Using the listing below, copy every line that mentions "JSON".

Provided information:
* Start *
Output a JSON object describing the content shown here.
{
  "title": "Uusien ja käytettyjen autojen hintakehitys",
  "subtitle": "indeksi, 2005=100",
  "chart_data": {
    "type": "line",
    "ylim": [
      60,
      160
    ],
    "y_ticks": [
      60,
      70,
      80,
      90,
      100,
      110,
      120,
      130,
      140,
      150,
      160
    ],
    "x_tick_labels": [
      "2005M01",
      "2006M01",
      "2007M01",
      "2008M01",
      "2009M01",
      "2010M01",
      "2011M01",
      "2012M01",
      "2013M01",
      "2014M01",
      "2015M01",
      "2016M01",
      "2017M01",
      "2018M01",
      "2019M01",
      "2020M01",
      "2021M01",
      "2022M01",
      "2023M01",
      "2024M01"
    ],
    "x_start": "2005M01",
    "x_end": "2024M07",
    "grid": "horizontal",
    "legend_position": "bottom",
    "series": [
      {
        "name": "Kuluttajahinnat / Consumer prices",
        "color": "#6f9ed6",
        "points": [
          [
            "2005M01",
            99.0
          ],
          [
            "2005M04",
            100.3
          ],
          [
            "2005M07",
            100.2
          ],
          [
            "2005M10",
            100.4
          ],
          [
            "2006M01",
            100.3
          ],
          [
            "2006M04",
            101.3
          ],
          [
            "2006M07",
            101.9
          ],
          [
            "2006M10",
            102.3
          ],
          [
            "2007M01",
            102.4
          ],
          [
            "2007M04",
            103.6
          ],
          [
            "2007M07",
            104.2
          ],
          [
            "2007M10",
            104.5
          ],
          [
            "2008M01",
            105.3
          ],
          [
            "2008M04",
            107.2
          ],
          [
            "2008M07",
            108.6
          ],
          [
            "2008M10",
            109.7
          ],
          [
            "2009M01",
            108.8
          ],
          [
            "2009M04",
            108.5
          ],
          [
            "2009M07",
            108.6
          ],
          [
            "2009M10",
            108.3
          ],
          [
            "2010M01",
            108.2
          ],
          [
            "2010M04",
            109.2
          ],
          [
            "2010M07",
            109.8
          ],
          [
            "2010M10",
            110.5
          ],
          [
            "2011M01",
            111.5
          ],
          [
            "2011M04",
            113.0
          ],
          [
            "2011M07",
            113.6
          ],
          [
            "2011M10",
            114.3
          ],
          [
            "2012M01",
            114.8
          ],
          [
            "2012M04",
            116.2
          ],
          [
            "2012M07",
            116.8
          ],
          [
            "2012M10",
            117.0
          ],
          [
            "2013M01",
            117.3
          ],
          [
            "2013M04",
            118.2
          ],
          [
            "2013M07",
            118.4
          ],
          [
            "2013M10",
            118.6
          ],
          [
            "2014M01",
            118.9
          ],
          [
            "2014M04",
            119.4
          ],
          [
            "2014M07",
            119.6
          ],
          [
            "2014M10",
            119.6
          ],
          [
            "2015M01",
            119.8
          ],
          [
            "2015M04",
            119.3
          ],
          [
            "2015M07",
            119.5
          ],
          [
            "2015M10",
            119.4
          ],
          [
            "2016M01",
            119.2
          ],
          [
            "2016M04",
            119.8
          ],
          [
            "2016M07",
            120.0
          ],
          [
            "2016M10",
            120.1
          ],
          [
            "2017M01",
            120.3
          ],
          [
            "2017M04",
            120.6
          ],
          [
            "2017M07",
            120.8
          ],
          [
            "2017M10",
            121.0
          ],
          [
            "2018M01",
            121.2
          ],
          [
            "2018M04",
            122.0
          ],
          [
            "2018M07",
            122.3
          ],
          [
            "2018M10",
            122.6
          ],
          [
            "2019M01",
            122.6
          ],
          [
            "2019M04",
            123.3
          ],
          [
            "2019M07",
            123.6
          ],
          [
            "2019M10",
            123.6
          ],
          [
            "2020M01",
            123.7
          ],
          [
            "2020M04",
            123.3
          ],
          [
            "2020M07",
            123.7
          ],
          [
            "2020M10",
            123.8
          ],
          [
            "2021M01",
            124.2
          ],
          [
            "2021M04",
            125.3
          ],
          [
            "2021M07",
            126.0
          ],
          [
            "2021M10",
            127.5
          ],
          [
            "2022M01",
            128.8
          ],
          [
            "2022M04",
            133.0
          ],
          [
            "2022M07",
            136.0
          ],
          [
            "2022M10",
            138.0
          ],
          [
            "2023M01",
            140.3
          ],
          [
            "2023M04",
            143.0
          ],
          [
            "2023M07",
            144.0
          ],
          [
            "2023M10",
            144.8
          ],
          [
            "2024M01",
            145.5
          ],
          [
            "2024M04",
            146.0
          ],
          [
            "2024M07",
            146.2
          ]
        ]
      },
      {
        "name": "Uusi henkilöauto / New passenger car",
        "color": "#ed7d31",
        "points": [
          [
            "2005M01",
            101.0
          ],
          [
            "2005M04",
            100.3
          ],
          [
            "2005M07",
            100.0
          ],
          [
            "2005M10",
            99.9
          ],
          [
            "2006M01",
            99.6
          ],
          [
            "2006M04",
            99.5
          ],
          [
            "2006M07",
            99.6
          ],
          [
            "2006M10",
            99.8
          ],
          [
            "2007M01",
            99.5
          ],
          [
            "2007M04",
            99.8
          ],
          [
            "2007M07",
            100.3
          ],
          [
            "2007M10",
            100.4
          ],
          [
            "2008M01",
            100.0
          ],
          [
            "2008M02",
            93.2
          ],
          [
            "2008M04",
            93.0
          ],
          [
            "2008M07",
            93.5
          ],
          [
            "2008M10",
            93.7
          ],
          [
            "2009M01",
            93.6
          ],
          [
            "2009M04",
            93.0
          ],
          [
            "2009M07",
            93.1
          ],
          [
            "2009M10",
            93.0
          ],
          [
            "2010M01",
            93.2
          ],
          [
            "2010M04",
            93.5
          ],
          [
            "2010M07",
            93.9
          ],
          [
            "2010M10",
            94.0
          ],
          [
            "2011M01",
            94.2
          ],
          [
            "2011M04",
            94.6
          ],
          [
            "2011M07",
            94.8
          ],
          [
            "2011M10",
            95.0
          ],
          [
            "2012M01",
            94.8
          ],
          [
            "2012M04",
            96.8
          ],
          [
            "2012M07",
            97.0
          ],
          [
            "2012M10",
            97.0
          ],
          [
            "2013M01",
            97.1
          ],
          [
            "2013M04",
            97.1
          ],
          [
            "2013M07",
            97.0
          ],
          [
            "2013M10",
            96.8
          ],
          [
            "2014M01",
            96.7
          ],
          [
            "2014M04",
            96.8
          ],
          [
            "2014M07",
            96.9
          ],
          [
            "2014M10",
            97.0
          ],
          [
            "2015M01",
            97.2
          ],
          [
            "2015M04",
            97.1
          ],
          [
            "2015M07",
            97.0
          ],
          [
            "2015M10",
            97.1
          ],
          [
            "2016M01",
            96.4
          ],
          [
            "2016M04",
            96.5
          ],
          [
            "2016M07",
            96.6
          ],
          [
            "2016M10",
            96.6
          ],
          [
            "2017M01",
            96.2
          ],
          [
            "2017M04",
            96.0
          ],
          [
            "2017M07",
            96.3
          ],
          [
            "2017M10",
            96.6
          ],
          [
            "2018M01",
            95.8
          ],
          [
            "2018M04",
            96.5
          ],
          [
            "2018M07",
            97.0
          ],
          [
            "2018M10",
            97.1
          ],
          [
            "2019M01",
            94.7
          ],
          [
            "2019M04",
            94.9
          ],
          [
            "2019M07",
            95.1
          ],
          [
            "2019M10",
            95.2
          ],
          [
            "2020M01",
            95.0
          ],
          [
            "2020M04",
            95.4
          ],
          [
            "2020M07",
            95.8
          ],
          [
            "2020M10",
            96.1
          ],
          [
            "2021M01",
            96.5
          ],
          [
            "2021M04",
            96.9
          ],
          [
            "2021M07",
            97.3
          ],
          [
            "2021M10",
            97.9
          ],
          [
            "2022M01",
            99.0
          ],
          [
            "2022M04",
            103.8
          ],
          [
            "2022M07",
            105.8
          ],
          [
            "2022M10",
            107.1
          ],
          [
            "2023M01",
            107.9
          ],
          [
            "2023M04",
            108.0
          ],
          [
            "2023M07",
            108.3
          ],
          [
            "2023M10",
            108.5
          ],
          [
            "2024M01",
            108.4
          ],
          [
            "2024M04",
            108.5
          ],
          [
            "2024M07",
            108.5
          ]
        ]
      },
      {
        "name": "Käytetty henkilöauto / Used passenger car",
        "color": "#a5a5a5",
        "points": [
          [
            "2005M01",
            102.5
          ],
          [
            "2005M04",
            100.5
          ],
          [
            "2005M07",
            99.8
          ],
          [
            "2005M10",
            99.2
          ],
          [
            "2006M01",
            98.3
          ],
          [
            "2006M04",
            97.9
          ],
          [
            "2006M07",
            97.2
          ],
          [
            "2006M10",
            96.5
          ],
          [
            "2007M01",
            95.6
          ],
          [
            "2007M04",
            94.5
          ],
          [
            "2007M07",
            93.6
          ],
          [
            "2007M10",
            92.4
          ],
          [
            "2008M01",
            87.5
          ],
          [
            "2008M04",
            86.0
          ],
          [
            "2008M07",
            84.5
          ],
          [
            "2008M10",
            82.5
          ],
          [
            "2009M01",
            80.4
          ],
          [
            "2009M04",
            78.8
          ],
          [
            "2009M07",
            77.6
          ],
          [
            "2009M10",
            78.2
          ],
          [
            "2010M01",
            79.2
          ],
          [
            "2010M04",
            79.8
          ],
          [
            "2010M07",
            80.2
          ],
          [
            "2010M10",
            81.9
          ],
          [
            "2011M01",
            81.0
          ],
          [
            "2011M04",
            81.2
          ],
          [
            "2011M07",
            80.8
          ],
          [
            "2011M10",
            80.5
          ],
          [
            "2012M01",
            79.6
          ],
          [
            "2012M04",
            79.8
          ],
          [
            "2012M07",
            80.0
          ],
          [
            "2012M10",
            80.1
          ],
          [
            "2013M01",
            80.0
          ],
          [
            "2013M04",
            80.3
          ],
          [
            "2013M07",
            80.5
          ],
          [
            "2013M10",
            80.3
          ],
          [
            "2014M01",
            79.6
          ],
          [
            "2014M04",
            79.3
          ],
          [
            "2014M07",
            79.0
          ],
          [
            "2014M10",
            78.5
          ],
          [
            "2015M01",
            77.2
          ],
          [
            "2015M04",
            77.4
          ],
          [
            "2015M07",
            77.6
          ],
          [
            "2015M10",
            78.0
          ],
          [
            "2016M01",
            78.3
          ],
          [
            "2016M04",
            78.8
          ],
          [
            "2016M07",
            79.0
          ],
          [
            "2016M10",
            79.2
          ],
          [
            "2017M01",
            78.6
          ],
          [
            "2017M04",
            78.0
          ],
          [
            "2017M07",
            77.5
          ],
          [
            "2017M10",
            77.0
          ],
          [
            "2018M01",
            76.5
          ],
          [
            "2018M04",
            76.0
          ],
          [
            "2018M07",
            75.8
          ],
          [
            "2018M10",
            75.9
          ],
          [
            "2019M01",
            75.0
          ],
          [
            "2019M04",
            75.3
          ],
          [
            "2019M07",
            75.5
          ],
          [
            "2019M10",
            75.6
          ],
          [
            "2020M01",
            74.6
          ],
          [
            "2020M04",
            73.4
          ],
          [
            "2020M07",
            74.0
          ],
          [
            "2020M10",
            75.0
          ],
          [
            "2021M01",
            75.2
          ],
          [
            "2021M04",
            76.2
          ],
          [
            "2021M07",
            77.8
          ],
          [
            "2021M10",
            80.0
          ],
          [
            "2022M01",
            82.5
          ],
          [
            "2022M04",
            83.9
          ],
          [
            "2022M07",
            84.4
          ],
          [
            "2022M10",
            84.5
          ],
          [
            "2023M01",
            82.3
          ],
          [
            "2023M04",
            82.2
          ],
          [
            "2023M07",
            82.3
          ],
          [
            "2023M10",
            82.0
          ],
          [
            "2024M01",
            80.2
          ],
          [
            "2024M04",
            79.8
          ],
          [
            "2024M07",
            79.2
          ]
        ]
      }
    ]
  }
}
* End *
* Start *
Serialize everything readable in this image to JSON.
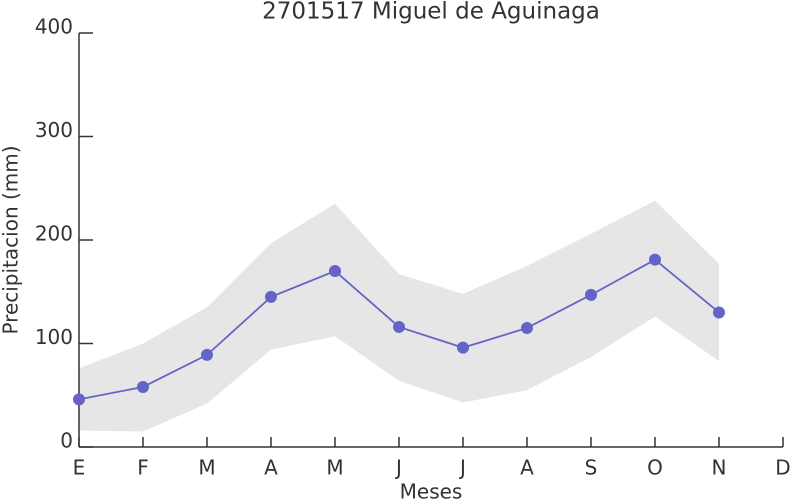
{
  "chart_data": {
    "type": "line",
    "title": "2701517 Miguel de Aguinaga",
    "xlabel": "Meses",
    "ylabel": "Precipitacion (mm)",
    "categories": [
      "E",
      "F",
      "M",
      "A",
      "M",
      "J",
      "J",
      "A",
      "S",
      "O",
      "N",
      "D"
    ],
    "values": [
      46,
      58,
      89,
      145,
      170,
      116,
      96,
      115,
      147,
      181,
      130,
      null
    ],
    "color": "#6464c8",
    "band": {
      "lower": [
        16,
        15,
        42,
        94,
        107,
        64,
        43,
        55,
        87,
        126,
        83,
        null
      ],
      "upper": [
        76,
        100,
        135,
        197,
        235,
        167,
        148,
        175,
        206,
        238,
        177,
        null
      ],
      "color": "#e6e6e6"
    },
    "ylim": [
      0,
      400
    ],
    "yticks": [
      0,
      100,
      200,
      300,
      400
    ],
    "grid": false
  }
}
* End *
Written response:
Output a JSON object describing the content shown here.
Serialize everything readable in this image to JSON.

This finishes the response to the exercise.